Entries from a visual dataset
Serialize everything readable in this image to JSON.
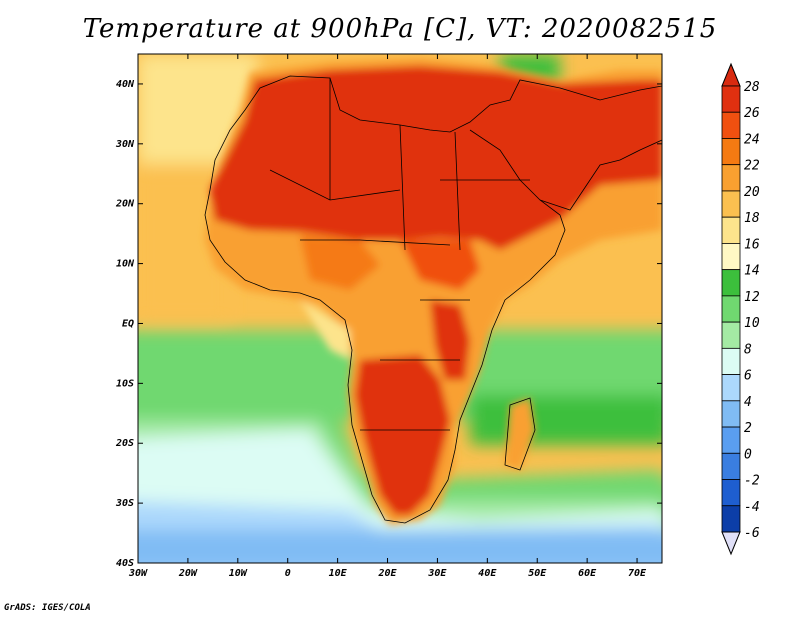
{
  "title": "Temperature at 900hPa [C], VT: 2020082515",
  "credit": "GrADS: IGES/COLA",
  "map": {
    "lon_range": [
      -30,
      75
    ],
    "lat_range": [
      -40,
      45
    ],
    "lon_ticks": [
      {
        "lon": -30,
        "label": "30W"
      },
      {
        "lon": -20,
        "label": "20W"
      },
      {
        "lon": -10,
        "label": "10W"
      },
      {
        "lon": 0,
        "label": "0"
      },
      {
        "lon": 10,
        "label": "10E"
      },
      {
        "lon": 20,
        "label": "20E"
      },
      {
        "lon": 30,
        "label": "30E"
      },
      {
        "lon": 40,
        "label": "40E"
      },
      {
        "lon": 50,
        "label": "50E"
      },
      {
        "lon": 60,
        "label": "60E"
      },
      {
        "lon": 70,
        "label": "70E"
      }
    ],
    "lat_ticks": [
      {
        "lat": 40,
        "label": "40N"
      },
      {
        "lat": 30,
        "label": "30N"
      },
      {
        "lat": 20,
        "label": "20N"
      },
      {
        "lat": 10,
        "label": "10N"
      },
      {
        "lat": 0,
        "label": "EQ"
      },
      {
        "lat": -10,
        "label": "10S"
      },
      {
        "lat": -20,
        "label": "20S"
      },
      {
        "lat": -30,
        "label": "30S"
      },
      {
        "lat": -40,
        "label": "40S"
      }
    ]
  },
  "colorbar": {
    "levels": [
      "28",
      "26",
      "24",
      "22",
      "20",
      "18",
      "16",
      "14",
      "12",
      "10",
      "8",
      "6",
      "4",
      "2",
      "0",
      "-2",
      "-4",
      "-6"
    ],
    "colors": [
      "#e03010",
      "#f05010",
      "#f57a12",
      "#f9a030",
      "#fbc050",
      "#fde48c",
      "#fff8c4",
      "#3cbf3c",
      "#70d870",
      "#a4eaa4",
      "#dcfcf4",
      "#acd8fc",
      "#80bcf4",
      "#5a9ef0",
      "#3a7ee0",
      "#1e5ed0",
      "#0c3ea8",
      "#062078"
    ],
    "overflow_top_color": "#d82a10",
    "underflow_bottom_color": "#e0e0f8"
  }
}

--

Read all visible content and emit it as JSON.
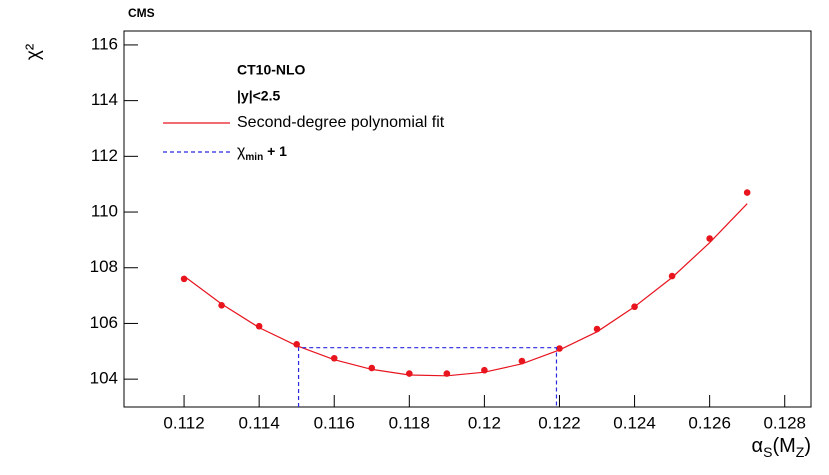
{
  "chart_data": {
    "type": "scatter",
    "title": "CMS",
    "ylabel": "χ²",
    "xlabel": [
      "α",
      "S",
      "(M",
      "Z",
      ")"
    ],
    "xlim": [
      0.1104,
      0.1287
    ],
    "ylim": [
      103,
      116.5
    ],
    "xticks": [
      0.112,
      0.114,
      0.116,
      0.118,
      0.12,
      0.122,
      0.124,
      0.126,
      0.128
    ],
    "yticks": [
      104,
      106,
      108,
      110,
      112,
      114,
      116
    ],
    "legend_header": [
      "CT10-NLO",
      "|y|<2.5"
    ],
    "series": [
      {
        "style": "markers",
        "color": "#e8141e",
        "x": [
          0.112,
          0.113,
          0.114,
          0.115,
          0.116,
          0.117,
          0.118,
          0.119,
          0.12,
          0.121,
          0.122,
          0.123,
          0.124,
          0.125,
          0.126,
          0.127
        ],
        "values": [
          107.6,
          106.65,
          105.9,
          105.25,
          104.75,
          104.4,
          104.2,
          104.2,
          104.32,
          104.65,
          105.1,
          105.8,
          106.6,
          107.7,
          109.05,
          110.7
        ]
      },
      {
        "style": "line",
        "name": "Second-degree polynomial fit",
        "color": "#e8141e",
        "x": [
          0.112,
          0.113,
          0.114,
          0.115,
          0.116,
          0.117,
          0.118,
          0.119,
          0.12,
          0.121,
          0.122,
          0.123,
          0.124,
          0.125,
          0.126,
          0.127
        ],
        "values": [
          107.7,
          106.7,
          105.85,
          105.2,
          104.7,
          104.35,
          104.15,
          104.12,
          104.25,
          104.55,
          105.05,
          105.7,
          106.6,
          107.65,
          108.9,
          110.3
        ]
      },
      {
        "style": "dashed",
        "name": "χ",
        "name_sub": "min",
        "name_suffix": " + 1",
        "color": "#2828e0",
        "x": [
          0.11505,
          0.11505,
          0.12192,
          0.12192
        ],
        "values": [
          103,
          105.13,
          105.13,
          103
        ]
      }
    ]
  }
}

THE PROBLEM. Which lines hold the word "title"? Show each one.

RESPONSE FOR THIS EXERCISE.
  "title": "Temperature at 900hPa [C], VT: 2020082515",
    "title": "CMS",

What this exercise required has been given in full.